Task item ▸ Starting with the line that contains "Read all visible content and emit it as JSON.", copy out each line through the end of the entries below, exactly as written, and nothing else.

--- Extracted information Enclosed Below ---

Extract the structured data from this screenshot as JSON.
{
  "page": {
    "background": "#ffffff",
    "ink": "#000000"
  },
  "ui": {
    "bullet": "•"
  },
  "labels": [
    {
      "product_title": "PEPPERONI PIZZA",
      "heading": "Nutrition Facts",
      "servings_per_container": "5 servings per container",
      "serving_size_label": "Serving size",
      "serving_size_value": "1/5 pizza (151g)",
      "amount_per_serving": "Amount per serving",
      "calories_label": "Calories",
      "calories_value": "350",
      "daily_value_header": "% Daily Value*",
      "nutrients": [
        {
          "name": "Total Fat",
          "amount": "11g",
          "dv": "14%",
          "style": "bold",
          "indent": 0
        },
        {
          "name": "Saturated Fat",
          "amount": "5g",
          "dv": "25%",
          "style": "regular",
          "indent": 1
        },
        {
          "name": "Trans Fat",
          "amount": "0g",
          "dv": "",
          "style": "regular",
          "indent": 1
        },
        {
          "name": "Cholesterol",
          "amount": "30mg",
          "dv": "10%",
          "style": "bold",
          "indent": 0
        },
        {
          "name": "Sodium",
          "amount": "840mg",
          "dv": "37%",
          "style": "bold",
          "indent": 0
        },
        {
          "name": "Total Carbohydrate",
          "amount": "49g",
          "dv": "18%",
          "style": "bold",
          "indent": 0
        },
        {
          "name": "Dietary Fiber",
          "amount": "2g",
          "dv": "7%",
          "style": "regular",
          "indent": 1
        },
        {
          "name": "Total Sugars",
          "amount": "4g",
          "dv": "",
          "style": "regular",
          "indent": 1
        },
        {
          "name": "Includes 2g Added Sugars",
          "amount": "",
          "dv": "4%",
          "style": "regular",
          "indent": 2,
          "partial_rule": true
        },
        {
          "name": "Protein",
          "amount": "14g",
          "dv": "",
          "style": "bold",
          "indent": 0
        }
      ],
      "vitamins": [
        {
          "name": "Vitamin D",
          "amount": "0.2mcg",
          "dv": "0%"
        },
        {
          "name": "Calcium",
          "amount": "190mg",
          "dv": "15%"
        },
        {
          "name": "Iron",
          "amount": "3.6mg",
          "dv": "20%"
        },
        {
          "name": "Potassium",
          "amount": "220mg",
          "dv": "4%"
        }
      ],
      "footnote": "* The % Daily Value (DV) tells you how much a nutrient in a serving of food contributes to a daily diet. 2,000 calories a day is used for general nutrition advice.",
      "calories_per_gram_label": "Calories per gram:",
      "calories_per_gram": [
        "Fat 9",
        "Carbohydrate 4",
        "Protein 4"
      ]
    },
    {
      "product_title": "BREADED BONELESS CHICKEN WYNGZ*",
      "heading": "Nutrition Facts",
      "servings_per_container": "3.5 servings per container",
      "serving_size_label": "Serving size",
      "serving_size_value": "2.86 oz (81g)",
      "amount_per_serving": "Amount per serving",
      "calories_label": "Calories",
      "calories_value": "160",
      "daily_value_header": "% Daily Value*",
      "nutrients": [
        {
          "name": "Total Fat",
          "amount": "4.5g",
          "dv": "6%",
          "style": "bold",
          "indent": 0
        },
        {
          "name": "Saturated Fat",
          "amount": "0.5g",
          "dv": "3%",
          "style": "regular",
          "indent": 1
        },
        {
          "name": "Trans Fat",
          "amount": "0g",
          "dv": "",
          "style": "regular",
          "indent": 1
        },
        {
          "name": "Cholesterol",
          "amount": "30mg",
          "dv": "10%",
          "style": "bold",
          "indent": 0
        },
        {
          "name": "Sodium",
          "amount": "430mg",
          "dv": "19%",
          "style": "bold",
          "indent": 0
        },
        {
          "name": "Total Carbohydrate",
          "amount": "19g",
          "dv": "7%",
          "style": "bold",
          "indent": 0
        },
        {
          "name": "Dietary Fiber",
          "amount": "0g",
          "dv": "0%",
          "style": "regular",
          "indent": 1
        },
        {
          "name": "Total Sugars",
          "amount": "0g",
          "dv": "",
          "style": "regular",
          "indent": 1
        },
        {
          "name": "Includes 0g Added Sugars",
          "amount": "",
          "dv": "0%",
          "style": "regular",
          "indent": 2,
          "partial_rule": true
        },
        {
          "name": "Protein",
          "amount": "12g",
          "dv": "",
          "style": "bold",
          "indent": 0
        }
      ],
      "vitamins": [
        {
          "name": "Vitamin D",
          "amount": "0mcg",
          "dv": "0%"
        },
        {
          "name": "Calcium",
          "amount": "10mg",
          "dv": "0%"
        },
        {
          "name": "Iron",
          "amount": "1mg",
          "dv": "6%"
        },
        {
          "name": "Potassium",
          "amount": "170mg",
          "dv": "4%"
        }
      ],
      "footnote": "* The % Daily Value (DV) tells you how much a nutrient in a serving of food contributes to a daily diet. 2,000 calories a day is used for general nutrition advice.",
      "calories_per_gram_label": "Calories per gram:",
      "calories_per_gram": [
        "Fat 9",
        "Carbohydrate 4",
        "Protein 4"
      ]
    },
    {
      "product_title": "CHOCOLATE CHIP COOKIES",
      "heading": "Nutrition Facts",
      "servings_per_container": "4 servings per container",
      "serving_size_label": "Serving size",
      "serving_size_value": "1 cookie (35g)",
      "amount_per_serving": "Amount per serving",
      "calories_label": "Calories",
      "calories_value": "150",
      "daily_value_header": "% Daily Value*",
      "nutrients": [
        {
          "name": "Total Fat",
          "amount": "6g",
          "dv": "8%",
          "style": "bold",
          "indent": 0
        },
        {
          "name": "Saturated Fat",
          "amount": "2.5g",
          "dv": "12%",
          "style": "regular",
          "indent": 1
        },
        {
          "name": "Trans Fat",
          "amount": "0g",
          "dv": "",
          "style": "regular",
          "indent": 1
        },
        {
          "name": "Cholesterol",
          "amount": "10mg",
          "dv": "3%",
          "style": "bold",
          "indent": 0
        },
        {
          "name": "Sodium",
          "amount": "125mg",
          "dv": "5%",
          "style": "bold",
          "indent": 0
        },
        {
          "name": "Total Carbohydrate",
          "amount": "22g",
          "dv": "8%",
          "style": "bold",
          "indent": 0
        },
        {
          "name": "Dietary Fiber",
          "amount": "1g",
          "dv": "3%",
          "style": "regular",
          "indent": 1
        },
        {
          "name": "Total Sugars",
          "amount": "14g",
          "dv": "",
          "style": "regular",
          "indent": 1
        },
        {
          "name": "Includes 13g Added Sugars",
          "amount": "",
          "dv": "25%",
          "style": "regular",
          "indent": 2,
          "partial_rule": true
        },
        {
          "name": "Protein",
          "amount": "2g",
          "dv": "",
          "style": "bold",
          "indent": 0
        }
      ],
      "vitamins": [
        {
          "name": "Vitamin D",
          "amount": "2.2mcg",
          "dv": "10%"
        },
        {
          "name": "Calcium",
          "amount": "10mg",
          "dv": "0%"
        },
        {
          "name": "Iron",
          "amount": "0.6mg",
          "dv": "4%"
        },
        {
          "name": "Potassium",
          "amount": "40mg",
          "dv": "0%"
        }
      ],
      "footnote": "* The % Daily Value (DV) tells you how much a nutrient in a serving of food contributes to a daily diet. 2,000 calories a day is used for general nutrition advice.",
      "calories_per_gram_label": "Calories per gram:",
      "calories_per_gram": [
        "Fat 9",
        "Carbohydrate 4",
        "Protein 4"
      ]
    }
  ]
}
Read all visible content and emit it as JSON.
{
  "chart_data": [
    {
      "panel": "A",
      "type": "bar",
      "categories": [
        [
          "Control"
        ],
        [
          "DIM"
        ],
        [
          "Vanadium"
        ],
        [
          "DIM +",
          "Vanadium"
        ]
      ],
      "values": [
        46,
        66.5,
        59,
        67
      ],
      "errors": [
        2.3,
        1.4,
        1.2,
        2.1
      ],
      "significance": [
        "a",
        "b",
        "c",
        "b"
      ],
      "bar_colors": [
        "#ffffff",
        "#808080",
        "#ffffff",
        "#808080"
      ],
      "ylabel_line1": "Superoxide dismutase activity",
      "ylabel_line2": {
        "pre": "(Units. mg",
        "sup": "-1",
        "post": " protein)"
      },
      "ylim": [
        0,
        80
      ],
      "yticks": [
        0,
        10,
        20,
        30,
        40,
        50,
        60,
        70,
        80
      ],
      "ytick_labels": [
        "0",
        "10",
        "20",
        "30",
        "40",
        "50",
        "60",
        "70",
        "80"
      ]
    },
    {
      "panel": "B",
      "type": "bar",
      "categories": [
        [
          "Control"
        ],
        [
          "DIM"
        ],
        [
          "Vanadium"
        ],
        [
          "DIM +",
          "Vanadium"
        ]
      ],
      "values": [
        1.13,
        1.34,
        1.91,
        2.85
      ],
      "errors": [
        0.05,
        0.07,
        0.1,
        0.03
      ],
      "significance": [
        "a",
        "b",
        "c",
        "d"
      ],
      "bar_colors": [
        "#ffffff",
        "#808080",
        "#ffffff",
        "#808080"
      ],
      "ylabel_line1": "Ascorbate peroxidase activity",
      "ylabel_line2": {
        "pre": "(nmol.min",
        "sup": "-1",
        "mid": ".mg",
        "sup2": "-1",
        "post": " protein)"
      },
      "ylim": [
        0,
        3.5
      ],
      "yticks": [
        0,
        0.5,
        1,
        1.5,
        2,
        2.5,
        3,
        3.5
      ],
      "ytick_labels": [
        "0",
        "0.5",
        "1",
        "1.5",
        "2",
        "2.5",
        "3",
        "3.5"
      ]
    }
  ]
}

--- End of Enclosed Extracted information ---

Response ▸
Read all visible content and emit it as JSON.
{
  "chart_data": [
    {
      "panel": "A",
      "type": "bar",
      "categories": [
        [
          "Control"
        ],
        [
          "DIM"
        ],
        [
          "Vanadium"
        ],
        [
          "DIM +",
          "Vanadium"
        ]
      ],
      "values": [
        46,
        66.5,
        59,
        67
      ],
      "errors": [
        2.3,
        1.4,
        1.2,
        2.1
      ],
      "significance": [
        "a",
        "b",
        "c",
        "b"
      ],
      "bar_colors": [
        "#ffffff",
        "#808080",
        "#ffffff",
        "#808080"
      ],
      "ylabel_line1": "Superoxide dismutase activity",
      "ylabel_line2": {
        "pre": "(Units. mg",
        "sup": "-1",
        "post": " protein)"
      },
      "ylim": [
        0,
        80
      ],
      "yticks": [
        0,
        10,
        20,
        30,
        40,
        50,
        60,
        70,
        80
      ],
      "ytick_labels": [
        "0",
        "10",
        "20",
        "30",
        "40",
        "50",
        "60",
        "70",
        "80"
      ]
    },
    {
      "panel": "B",
      "type": "bar",
      "categories": [
        [
          "Control"
        ],
        [
          "DIM"
        ],
        [
          "Vanadium"
        ],
        [
          "DIM +",
          "Vanadium"
        ]
      ],
      "values": [
        1.13,
        1.34,
        1.91,
        2.85
      ],
      "errors": [
        0.05,
        0.07,
        0.1,
        0.03
      ],
      "significance": [
        "a",
        "b",
        "c",
        "d"
      ],
      "bar_colors": [
        "#ffffff",
        "#808080",
        "#ffffff",
        "#808080"
      ],
      "ylabel_line1": "Ascorbate peroxidase activity",
      "ylabel_line2": {
        "pre": "(nmol.min",
        "sup": "-1",
        "mid": ".mg",
        "sup2": "-1",
        "post": " protein)"
      },
      "ylim": [
        0,
        3.5
      ],
      "yticks": [
        0,
        0.5,
        1,
        1.5,
        2,
        2.5,
        3,
        3.5
      ],
      "ytick_labels": [
        "0",
        "0.5",
        "1",
        "1.5",
        "2",
        "2.5",
        "3",
        "3.5"
      ]
    }
  ]
}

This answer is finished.